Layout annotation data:
****

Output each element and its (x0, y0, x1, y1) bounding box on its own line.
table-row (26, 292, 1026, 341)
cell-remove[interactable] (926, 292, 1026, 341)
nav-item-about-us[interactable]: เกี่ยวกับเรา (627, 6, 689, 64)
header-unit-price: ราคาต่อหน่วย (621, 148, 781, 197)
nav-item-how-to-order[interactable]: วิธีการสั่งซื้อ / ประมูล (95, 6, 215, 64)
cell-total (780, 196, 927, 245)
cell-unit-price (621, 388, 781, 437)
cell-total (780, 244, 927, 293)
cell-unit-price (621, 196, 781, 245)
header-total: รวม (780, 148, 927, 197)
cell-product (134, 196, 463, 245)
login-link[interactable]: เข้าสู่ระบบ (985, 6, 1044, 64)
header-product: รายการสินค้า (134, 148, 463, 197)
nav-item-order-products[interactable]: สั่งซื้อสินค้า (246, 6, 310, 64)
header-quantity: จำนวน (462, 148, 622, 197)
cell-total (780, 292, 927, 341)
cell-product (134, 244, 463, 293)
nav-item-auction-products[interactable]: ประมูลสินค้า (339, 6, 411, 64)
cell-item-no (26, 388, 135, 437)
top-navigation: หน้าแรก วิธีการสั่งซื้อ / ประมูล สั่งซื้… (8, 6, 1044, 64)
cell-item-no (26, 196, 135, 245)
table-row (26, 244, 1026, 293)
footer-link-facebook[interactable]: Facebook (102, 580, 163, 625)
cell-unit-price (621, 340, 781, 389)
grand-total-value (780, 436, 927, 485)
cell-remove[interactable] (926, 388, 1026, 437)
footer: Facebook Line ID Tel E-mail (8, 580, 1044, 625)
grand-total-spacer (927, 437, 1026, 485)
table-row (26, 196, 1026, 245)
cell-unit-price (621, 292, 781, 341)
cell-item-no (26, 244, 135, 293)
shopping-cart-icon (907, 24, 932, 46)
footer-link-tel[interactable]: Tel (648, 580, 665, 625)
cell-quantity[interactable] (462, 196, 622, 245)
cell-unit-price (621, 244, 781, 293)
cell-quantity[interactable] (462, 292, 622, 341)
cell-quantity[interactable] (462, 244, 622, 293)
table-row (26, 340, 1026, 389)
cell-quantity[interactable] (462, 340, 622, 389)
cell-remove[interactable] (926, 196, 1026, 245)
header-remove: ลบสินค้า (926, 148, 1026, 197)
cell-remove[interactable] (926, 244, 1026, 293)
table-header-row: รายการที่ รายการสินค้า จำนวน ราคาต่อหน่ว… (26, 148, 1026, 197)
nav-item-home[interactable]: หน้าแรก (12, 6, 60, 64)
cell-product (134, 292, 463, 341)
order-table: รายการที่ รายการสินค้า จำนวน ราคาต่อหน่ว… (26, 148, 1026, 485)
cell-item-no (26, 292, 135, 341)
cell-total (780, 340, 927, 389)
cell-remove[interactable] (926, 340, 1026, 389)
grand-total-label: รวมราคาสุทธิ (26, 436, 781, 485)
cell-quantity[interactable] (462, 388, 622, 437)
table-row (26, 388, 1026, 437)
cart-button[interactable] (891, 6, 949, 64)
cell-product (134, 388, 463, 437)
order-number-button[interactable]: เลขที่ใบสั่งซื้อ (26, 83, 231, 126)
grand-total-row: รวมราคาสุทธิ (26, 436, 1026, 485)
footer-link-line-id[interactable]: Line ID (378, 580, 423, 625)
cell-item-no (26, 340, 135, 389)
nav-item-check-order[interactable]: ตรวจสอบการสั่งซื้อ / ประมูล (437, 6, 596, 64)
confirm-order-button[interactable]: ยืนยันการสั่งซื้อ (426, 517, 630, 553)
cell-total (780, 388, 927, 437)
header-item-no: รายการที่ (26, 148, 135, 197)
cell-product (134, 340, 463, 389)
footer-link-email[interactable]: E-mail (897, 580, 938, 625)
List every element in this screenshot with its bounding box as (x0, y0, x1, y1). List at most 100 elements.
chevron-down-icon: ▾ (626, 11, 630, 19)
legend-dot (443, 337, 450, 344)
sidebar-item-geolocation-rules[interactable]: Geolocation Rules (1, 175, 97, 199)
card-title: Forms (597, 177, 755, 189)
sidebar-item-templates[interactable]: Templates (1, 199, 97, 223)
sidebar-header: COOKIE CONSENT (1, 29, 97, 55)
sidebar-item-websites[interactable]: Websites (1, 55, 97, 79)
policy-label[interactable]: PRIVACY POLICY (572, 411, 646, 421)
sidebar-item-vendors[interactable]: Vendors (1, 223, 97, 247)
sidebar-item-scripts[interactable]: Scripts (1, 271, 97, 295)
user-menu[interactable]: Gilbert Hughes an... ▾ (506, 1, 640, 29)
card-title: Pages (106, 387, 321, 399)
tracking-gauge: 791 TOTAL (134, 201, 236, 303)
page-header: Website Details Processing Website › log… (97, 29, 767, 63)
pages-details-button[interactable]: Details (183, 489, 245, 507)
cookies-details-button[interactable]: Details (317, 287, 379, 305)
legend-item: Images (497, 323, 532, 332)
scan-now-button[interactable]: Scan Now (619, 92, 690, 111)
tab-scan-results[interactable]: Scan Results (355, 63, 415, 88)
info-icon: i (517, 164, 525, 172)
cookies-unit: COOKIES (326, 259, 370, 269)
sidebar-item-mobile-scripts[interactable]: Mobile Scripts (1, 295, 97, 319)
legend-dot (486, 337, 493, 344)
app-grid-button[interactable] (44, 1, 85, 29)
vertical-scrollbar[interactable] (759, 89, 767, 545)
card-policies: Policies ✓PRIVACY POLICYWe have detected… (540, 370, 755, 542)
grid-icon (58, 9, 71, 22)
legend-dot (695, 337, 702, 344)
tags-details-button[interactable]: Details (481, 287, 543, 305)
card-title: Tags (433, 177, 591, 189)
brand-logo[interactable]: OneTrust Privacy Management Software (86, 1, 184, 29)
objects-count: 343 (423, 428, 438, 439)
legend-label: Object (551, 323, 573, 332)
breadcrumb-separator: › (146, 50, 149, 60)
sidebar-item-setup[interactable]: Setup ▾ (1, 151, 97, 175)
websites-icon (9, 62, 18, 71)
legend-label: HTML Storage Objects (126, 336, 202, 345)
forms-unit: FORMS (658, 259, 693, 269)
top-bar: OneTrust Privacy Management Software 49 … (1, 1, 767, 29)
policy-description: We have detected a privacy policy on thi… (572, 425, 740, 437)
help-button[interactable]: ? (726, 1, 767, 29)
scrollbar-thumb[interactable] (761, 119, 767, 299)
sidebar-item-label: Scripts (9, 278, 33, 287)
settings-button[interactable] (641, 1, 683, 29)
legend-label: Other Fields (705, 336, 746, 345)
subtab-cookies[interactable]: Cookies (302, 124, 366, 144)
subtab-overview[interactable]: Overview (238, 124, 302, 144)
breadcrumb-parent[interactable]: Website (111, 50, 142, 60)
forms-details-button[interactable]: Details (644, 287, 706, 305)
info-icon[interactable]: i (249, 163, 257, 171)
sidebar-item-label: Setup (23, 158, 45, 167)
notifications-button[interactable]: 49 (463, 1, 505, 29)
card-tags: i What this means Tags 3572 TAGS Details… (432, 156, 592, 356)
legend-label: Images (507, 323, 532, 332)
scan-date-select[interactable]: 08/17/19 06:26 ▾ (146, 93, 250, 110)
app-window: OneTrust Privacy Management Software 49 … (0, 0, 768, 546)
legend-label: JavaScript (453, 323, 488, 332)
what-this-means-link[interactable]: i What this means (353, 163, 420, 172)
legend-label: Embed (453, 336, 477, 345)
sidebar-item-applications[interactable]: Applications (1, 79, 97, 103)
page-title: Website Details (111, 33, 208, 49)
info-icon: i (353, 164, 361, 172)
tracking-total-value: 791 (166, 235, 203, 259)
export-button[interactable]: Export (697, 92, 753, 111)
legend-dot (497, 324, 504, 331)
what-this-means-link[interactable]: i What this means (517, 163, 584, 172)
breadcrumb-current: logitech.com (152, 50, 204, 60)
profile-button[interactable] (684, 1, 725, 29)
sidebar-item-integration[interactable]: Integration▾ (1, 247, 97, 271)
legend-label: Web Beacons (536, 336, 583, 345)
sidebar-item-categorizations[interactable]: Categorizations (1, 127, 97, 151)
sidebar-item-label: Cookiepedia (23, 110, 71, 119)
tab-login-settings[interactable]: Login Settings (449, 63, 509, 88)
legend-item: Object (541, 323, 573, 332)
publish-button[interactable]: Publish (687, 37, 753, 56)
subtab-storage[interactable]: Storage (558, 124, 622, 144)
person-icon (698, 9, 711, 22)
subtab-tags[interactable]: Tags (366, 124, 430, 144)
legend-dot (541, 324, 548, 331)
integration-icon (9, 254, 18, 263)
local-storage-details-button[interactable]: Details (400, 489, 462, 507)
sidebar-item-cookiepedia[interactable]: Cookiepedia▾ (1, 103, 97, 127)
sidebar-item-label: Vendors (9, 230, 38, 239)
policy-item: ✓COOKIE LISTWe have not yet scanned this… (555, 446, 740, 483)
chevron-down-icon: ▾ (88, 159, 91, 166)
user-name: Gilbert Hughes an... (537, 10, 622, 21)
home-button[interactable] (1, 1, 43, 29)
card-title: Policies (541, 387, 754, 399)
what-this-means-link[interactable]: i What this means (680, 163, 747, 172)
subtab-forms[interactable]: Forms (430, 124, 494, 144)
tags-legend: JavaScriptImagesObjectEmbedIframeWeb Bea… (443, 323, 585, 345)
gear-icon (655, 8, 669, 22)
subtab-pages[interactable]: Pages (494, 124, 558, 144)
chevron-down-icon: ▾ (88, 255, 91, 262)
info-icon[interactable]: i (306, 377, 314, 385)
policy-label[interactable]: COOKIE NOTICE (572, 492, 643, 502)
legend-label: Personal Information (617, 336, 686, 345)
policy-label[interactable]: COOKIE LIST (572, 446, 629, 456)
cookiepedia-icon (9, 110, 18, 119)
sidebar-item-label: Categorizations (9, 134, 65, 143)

****

What you should do: Reproduce the data without any changes, from its first line through the line that contains "shopping-cart-icon (907, 24, 932, 46)", including both ends.

Response:
Output each element and its (x0, y0, x1, y1) bounding box on its own line.
table-row (26, 292, 1026, 341)
cell-remove[interactable] (926, 292, 1026, 341)
nav-item-about-us[interactable]: เกี่ยวกับเรา (627, 6, 689, 64)
header-unit-price: ราคาต่อหน่วย (621, 148, 781, 197)
nav-item-how-to-order[interactable]: วิธีการสั่งซื้อ / ประมูล (95, 6, 215, 64)
cell-total (780, 196, 927, 245)
cell-unit-price (621, 388, 781, 437)
cell-total (780, 244, 927, 293)
cell-unit-price (621, 196, 781, 245)
header-total: รวม (780, 148, 927, 197)
cell-product (134, 196, 463, 245)
login-link[interactable]: เข้าสู่ระบบ (985, 6, 1044, 64)
header-product: รายการสินค้า (134, 148, 463, 197)
nav-item-order-products[interactable]: สั่งซื้อสินค้า (246, 6, 310, 64)
header-quantity: จำนวน (462, 148, 622, 197)
cell-total (780, 292, 927, 341)
cell-product (134, 244, 463, 293)
nav-item-auction-products[interactable]: ประมูลสินค้า (339, 6, 411, 64)
cell-item-no (26, 388, 135, 437)
top-navigation: หน้าแรก วิธีการสั่งซื้อ / ประมูล สั่งซื้… (8, 6, 1044, 64)
cell-item-no (26, 196, 135, 245)
table-row (26, 244, 1026, 293)
footer-link-facebook[interactable]: Facebook (102, 580, 163, 625)
cell-unit-price (621, 340, 781, 389)
grand-total-value (780, 436, 927, 485)
cell-remove[interactable] (926, 388, 1026, 437)
footer: Facebook Line ID Tel E-mail (8, 580, 1044, 625)
grand-total-spacer (927, 437, 1026, 485)
table-row (26, 196, 1026, 245)
cell-unit-price (621, 292, 781, 341)
cell-item-no (26, 244, 135, 293)
shopping-cart-icon (907, 24, 932, 46)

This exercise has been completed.